→ Extracted data entries:

------

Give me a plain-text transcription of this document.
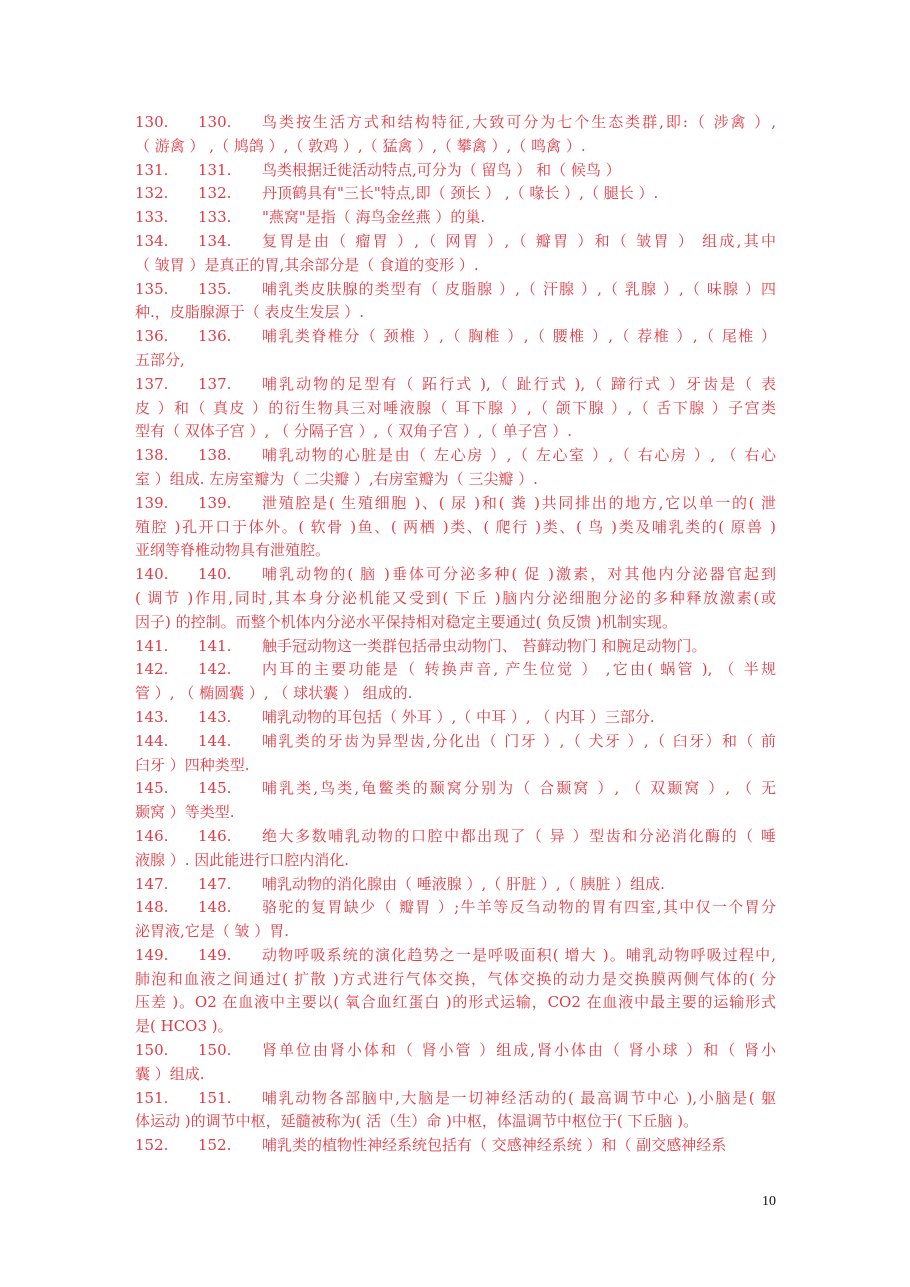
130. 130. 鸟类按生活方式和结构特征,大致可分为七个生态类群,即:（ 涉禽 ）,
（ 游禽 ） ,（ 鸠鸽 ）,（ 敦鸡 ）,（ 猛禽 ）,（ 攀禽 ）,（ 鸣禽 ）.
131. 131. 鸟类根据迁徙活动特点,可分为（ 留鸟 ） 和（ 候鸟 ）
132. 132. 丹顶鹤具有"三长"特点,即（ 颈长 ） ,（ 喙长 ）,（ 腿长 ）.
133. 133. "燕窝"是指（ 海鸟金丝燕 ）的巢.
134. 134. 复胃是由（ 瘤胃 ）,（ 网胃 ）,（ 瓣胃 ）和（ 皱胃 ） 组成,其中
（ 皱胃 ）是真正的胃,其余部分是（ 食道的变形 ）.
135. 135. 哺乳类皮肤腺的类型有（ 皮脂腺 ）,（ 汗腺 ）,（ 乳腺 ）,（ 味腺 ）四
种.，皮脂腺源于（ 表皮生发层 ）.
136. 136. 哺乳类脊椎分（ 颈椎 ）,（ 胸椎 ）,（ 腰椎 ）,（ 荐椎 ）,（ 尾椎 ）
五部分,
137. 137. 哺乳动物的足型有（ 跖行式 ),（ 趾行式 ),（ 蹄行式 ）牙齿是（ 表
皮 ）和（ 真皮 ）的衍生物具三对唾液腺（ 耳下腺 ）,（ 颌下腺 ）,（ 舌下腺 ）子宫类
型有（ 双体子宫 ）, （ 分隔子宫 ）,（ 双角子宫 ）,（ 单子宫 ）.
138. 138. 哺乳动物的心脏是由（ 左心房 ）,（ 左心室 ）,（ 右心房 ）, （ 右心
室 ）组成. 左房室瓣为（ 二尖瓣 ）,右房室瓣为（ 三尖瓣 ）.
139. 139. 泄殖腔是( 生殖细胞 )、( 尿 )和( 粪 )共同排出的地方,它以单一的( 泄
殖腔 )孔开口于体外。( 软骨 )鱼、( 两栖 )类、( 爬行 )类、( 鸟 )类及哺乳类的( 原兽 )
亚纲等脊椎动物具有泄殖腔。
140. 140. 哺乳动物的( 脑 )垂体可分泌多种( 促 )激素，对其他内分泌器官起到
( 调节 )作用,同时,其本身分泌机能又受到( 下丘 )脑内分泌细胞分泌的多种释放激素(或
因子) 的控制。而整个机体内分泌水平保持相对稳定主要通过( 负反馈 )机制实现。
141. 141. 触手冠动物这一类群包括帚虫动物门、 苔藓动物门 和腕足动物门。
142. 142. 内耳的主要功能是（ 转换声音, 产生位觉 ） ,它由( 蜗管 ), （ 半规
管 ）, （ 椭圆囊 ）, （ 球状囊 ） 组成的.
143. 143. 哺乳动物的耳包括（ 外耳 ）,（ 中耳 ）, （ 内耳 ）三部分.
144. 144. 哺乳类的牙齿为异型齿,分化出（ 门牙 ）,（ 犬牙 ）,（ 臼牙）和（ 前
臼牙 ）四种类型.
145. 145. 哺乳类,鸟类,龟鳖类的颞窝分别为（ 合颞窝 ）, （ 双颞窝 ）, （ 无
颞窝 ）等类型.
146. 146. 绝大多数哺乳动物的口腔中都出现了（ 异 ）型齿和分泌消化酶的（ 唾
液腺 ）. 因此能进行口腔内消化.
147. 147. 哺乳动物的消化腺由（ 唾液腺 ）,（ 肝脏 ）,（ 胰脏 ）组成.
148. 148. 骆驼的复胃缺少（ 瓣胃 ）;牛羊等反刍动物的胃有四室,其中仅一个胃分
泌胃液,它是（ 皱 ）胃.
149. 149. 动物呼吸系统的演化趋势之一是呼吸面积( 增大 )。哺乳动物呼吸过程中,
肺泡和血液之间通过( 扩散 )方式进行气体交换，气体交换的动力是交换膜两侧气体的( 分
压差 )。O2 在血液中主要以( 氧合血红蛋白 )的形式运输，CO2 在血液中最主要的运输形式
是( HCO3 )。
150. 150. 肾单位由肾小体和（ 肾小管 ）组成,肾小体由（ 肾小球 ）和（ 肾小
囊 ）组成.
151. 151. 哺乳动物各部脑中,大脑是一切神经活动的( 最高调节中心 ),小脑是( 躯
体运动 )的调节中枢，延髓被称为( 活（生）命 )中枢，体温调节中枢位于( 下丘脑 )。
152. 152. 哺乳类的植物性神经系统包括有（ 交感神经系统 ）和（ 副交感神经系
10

------

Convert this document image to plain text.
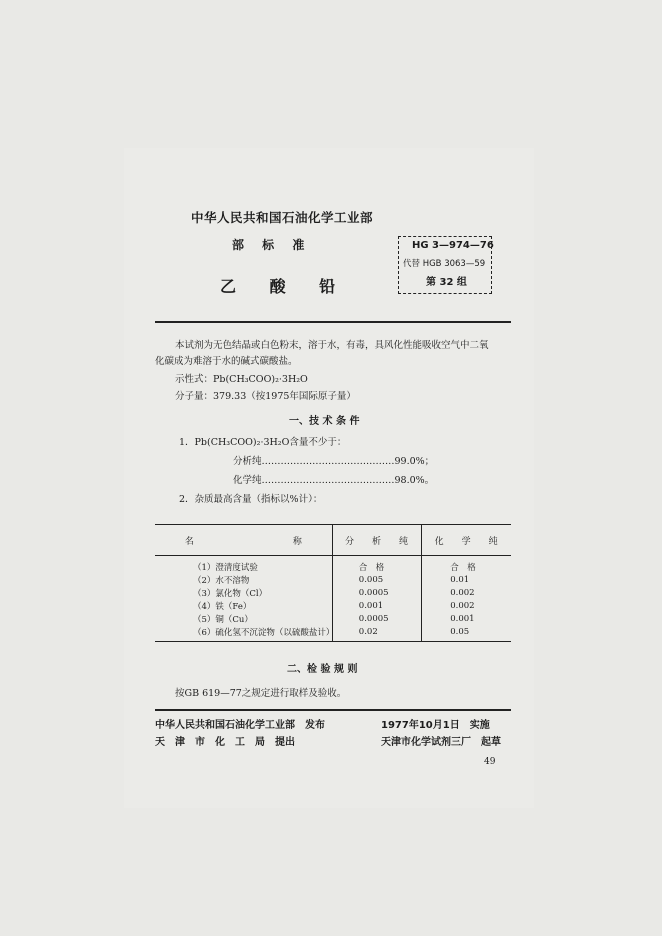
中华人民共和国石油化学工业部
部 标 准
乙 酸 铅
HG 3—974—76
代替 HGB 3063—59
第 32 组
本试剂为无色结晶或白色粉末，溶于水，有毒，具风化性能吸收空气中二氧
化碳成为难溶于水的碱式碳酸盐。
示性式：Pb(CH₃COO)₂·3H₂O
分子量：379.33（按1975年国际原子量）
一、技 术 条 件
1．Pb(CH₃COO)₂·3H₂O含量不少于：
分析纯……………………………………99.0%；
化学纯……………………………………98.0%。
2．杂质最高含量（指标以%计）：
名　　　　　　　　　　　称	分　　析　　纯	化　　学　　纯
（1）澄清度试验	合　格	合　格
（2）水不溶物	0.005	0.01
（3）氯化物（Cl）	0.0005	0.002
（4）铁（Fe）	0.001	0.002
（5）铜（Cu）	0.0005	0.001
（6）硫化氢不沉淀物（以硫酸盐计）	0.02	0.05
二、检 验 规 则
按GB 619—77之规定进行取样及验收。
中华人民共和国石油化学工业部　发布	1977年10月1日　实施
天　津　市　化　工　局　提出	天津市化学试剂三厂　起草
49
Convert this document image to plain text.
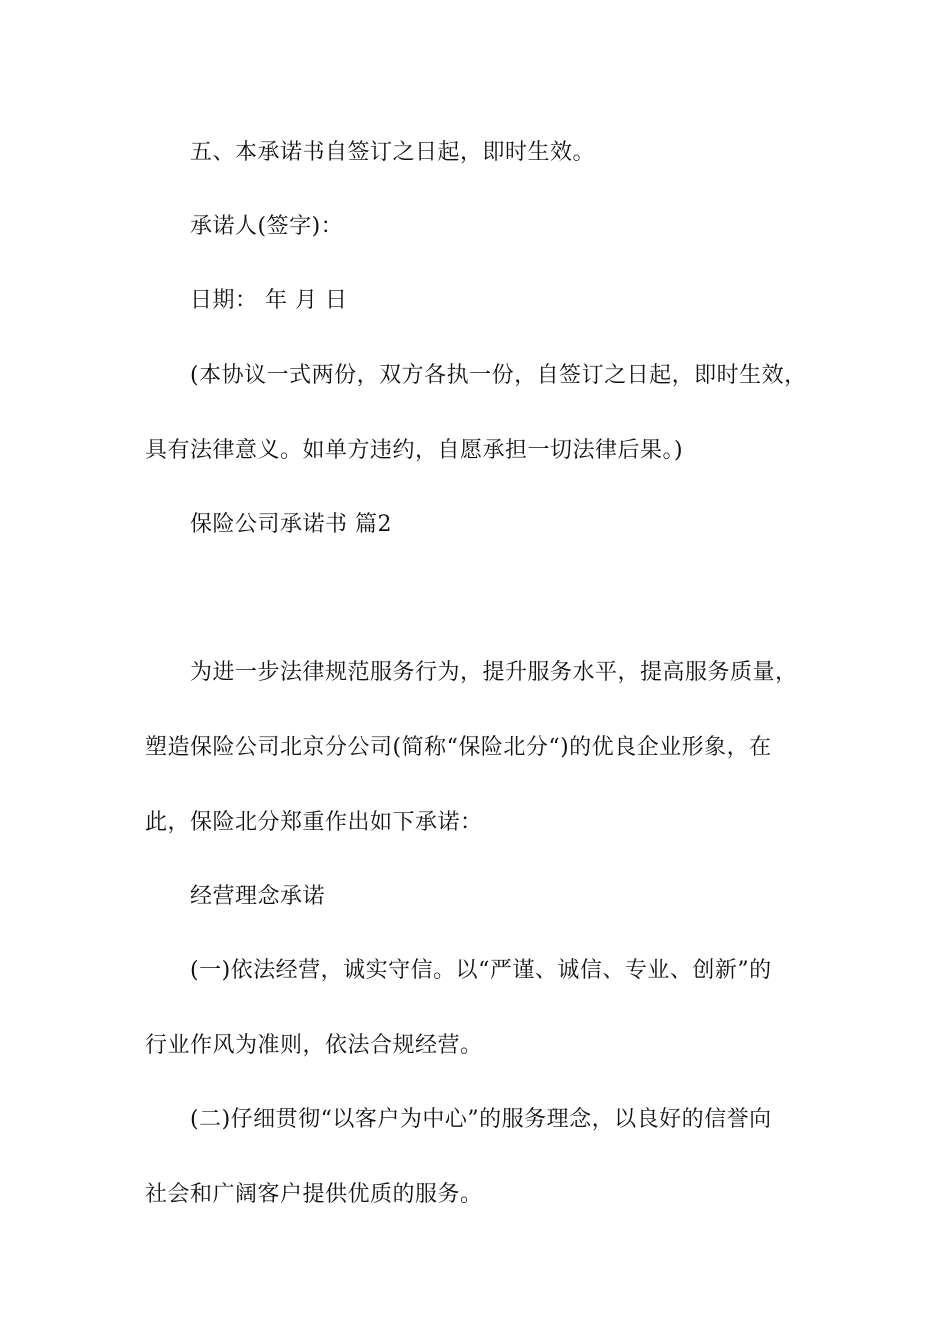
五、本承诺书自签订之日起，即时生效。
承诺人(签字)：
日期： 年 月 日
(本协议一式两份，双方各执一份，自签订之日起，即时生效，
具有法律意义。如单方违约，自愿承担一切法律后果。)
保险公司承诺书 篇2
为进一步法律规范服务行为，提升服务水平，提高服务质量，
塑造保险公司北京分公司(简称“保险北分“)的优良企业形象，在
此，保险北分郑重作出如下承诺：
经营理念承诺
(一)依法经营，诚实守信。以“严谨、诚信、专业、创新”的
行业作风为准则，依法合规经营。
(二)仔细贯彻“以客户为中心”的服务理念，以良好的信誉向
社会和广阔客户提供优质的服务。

------

Report only how many lines in the entries contain "中华人民共和国石油化学工业部".

→ EXERCISE RESPONSE:
2